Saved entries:
......

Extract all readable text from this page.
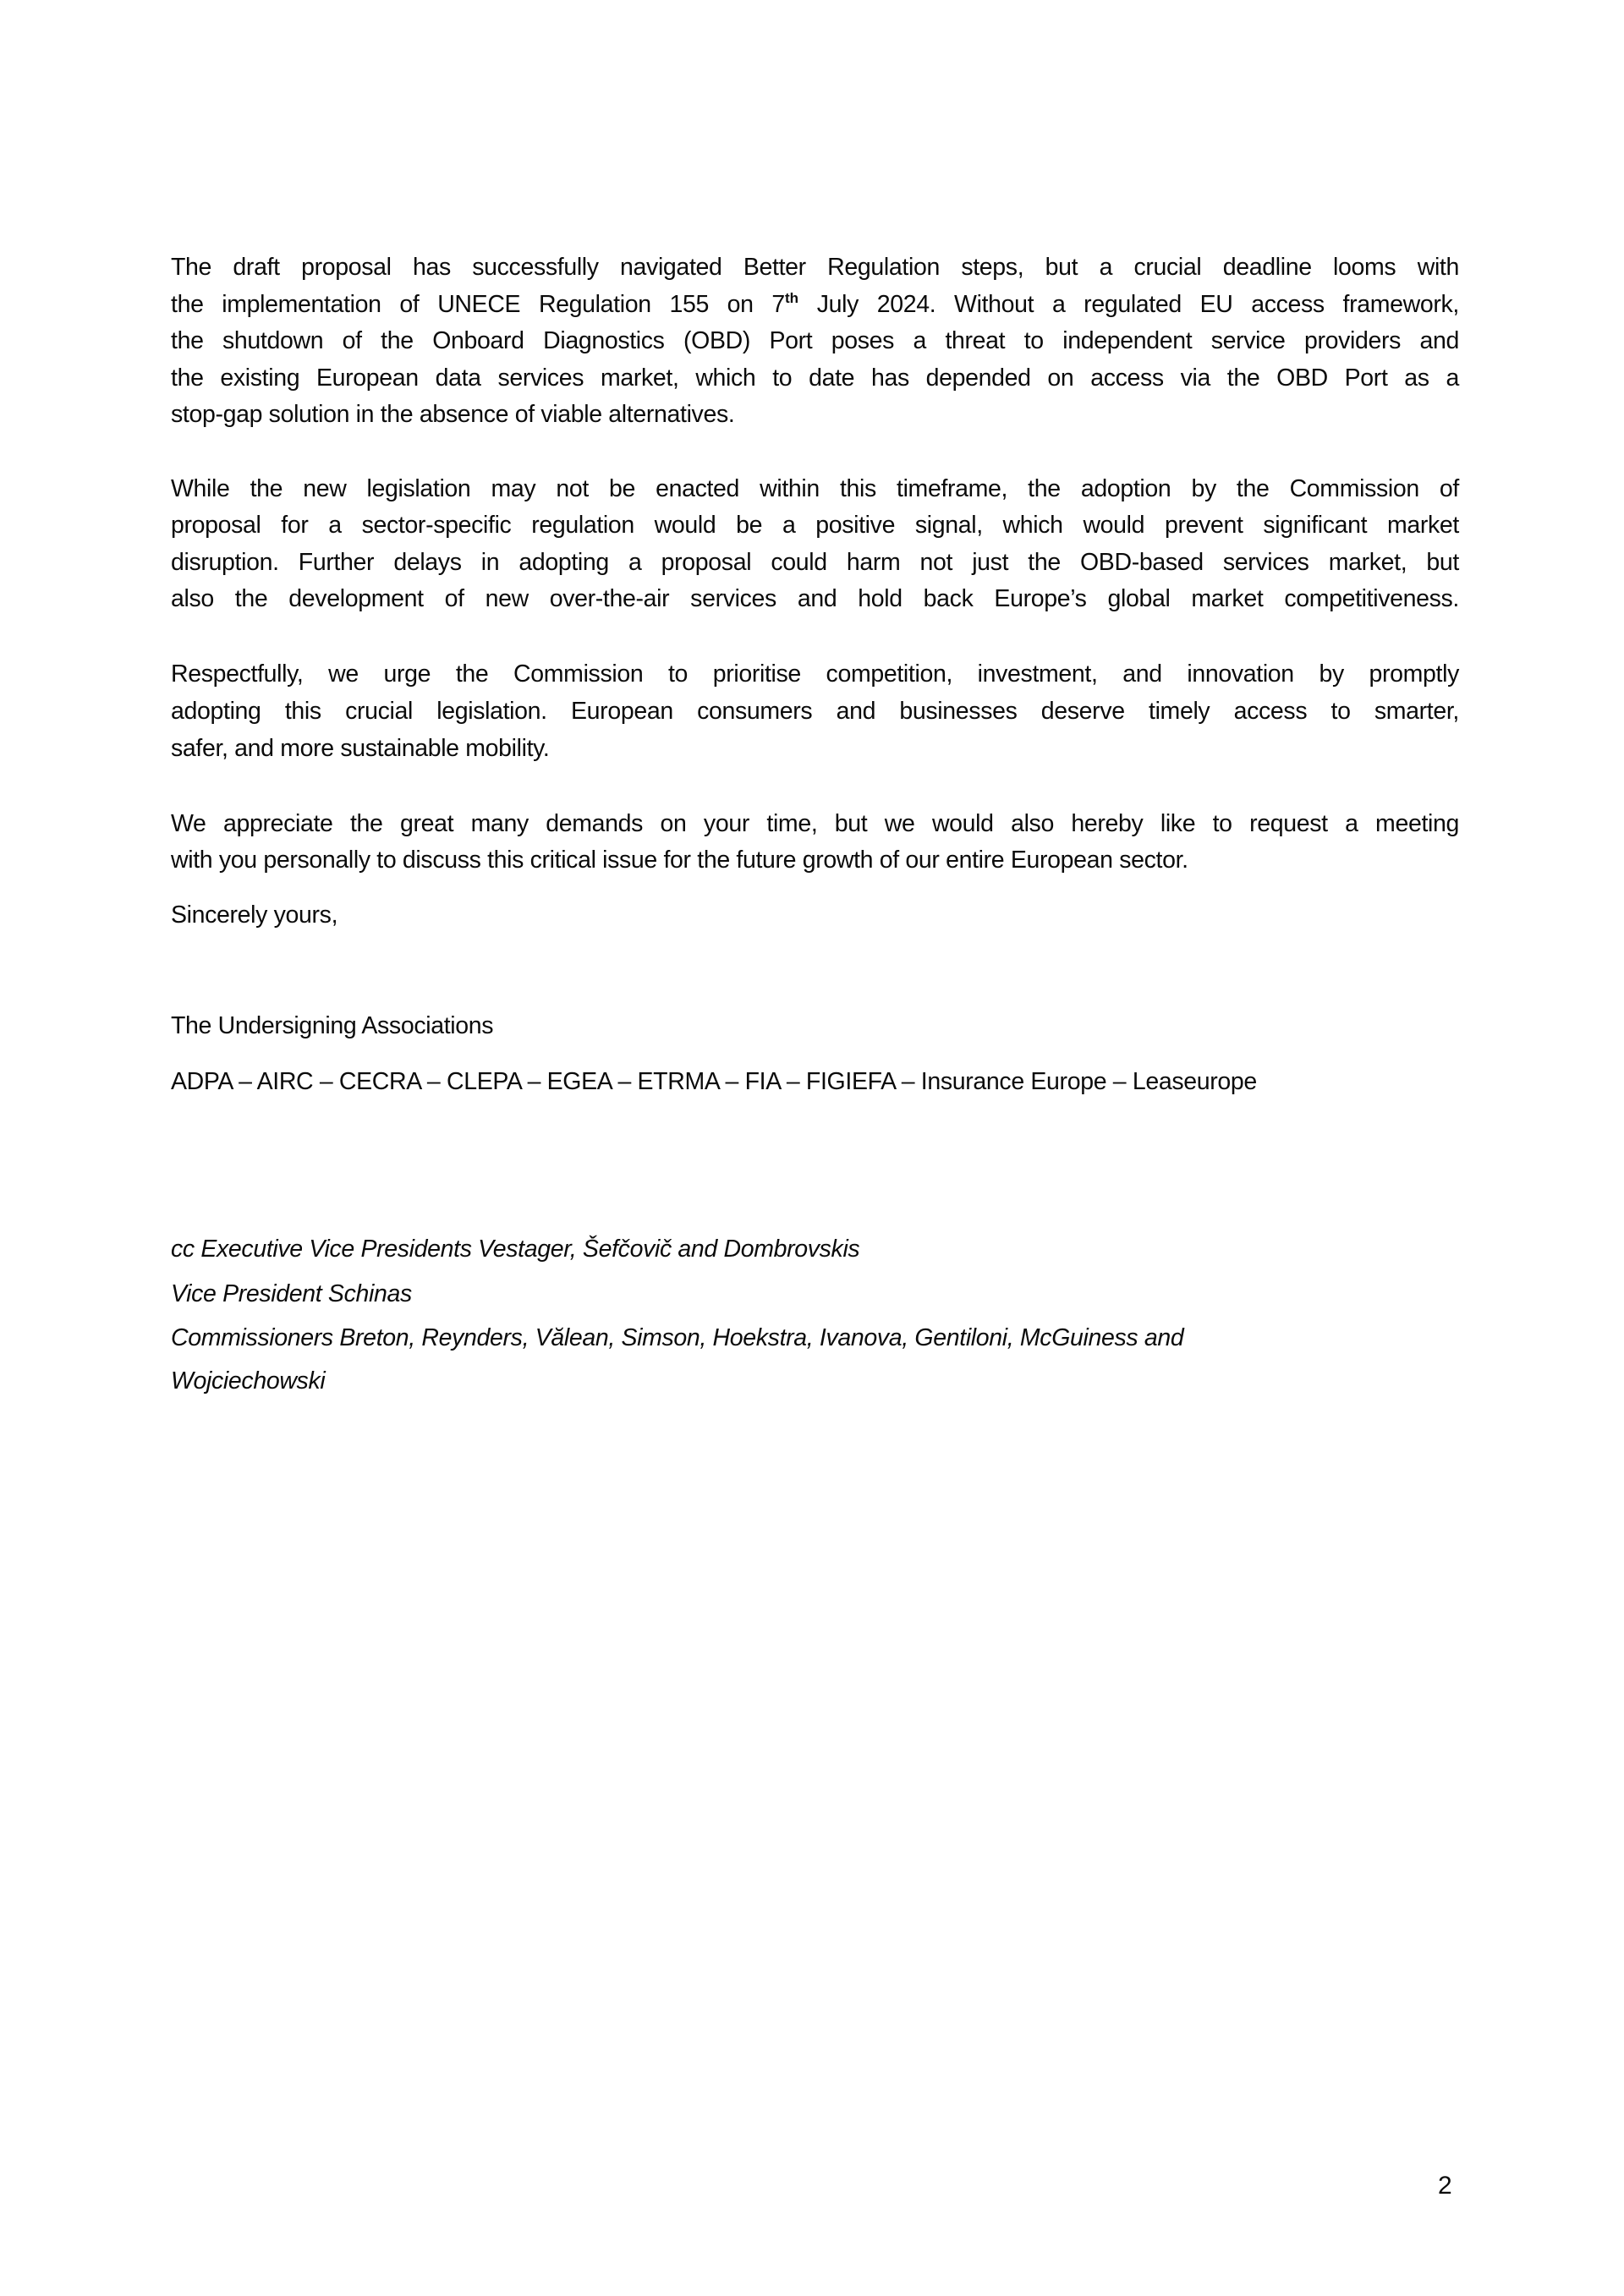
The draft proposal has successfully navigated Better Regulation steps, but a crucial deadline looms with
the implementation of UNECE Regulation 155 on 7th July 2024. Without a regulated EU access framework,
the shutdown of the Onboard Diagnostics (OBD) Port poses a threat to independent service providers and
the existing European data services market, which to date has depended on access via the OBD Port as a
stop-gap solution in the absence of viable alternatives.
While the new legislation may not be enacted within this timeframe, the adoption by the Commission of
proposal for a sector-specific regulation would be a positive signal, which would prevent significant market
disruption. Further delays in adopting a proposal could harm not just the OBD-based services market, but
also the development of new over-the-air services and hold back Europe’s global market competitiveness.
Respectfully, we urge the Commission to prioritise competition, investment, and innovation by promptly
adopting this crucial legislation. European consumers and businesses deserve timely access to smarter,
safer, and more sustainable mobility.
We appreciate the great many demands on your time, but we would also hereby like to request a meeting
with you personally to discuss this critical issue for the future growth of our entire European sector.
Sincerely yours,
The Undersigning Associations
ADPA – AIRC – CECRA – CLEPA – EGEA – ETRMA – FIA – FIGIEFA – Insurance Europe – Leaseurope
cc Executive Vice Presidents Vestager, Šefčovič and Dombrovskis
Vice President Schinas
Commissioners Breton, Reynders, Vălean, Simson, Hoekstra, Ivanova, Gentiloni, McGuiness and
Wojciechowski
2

......

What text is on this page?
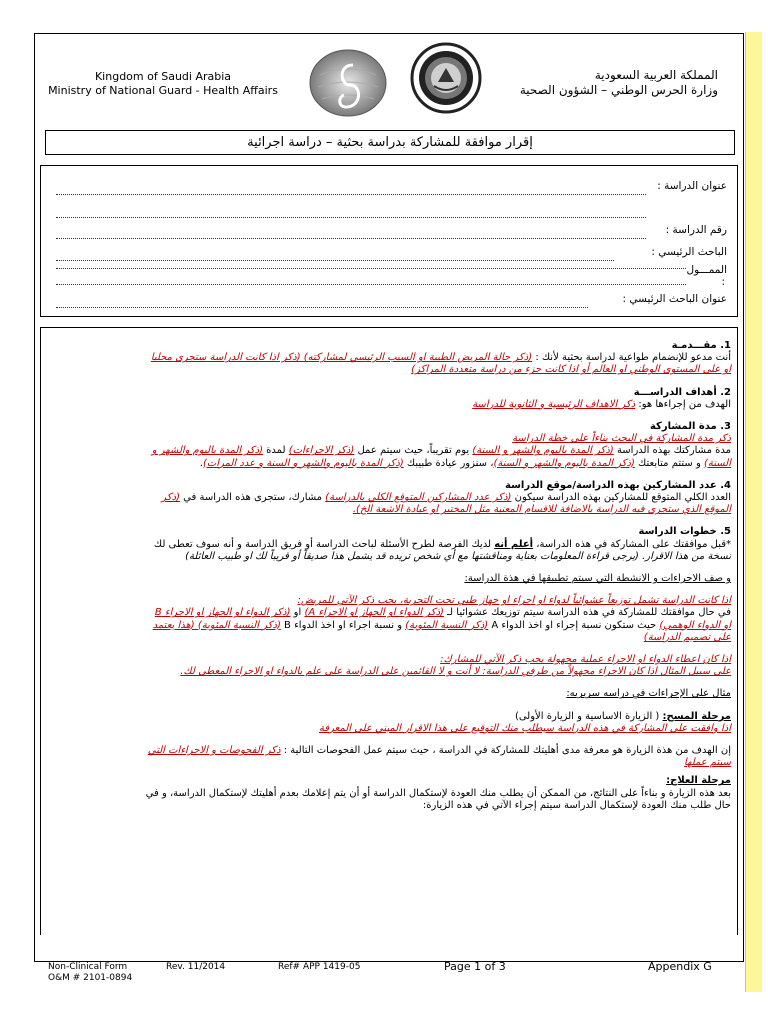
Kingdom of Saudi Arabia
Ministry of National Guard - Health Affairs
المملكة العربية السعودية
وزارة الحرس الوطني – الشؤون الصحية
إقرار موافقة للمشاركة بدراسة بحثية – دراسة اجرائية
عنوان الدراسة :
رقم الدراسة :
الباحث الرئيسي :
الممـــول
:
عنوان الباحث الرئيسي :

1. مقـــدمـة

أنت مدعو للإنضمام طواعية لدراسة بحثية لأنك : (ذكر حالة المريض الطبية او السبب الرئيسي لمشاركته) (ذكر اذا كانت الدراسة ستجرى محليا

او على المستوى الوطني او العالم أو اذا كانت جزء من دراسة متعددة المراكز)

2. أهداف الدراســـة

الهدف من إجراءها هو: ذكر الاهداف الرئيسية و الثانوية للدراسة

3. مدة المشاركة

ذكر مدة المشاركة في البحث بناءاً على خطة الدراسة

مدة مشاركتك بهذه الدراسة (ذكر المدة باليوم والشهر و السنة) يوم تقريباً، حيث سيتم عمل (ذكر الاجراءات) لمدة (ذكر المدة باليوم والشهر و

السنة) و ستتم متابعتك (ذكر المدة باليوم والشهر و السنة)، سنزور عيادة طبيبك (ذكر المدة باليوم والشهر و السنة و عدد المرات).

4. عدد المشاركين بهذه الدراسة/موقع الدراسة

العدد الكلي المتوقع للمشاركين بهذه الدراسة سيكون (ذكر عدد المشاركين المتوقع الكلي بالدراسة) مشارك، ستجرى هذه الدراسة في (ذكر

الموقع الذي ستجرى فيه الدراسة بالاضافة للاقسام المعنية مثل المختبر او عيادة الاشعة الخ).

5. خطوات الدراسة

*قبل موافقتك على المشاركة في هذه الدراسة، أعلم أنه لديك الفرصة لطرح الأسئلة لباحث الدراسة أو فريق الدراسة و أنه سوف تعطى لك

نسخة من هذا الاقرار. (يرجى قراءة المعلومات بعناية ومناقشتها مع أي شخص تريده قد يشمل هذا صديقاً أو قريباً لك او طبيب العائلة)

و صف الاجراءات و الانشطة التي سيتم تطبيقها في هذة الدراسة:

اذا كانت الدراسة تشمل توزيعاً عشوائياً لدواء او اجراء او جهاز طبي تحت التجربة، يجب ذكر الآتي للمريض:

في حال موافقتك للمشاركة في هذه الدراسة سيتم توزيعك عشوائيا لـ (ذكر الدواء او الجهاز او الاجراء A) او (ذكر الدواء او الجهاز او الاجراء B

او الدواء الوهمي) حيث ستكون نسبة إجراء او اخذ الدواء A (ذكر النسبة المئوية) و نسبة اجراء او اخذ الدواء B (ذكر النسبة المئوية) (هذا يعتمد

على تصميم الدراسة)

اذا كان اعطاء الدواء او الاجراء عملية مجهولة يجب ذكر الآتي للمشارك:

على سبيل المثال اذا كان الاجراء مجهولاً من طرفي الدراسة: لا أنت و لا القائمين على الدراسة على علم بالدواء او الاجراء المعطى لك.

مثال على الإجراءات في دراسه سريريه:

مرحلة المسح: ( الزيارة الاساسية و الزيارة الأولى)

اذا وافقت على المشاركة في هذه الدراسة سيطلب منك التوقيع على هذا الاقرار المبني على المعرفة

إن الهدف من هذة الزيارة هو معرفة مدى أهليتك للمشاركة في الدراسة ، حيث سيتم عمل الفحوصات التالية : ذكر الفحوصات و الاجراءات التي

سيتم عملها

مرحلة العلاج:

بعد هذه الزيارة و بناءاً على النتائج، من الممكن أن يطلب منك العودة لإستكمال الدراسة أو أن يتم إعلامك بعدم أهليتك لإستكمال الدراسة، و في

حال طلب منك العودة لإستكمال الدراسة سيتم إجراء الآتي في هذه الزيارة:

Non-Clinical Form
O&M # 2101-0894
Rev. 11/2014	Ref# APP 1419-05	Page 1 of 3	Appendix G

......

Look through the entries above and count each line holding "بحثية"; report the count alone.

2